- **Task prompt**: Give only the number of lines in the records that include the string "вежливо".
:: Records
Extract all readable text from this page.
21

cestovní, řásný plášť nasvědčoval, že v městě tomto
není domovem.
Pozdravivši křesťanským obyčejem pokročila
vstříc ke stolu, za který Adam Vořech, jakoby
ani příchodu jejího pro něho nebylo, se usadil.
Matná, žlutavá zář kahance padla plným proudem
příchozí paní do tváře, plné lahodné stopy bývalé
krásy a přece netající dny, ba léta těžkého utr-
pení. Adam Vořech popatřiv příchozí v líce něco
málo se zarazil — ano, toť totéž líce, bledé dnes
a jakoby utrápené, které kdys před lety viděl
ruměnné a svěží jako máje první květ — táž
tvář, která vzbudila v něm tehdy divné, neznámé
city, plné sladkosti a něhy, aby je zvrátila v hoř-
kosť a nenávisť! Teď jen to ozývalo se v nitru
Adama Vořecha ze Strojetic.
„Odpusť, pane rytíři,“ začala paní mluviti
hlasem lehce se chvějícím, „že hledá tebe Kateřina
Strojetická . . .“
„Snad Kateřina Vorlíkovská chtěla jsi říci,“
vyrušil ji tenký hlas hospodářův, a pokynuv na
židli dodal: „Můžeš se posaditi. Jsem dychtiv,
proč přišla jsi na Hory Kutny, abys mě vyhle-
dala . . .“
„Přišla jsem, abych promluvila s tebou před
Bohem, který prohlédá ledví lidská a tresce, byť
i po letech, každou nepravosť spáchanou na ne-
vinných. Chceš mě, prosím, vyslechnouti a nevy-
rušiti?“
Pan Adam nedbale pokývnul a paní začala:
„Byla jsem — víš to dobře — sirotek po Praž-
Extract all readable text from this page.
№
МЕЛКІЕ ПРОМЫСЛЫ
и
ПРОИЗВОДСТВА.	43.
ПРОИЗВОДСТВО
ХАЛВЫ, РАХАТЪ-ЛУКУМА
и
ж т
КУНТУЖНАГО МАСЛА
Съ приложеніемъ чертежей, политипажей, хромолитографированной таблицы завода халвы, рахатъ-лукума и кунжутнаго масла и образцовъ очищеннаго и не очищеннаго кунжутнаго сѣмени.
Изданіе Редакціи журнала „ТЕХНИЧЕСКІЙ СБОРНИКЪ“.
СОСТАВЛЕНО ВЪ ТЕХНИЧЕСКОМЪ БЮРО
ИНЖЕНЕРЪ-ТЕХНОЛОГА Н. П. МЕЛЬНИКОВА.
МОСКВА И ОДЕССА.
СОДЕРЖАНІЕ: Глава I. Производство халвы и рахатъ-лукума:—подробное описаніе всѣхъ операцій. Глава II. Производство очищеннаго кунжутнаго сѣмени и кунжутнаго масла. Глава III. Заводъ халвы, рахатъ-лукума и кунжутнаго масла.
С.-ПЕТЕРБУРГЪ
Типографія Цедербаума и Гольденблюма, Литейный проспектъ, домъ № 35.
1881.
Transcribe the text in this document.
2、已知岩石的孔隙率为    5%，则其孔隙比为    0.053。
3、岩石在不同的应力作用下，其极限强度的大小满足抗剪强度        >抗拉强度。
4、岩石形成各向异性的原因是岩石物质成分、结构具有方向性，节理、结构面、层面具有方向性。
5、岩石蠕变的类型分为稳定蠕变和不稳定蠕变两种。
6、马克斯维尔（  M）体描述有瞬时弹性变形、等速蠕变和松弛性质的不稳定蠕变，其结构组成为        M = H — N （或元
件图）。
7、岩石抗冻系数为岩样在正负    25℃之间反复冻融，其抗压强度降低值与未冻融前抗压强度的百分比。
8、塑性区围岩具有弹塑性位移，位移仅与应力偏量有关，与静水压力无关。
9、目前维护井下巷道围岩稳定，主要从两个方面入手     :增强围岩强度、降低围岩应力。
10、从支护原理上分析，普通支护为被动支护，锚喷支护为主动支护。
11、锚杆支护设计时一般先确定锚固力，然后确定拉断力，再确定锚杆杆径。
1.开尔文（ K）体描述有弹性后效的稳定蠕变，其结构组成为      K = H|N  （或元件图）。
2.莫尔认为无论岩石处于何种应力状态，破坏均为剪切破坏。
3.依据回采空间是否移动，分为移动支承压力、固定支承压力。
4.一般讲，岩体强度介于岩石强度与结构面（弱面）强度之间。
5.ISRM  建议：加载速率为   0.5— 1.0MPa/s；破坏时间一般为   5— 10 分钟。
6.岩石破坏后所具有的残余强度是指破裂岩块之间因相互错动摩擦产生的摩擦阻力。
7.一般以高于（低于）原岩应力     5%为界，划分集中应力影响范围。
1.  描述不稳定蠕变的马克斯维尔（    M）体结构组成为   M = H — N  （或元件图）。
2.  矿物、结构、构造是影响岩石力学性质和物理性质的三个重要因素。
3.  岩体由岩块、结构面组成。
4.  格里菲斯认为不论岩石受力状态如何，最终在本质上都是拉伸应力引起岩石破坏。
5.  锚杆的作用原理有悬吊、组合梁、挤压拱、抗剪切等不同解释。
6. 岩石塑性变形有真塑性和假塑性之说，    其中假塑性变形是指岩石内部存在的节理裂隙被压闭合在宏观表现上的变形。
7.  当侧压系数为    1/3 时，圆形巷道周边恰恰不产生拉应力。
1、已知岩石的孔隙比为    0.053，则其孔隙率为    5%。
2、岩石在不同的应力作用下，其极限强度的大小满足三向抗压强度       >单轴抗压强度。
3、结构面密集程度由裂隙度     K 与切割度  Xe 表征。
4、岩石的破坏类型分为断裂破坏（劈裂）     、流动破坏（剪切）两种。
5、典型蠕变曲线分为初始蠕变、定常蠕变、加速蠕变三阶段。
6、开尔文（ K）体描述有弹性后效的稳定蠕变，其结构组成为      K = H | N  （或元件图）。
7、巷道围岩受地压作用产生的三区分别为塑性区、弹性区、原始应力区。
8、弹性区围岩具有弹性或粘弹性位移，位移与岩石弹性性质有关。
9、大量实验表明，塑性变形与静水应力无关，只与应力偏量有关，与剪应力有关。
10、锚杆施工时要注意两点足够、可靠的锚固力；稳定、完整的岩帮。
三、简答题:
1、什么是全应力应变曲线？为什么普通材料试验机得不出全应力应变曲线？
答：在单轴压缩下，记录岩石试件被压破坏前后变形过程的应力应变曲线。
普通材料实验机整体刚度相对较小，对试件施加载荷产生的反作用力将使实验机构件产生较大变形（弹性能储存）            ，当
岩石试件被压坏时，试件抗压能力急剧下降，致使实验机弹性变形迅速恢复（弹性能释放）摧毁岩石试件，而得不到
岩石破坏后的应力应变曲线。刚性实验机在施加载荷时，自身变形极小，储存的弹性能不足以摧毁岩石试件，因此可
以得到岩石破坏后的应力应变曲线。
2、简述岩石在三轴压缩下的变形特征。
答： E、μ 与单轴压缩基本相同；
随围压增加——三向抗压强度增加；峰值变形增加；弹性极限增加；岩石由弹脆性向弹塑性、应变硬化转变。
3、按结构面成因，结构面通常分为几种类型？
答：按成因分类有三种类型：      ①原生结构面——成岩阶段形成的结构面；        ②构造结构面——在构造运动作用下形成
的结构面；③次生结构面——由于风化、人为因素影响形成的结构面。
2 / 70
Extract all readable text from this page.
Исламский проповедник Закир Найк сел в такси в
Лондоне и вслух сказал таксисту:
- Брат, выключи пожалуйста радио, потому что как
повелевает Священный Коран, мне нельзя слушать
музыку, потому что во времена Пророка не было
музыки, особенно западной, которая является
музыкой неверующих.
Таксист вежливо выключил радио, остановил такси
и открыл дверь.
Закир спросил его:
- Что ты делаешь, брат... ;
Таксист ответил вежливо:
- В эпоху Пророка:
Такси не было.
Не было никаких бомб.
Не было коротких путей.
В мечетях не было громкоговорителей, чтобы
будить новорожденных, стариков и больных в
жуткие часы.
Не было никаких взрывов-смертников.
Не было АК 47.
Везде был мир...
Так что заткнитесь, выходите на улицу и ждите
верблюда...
::::
- **Answer to the problem**: 2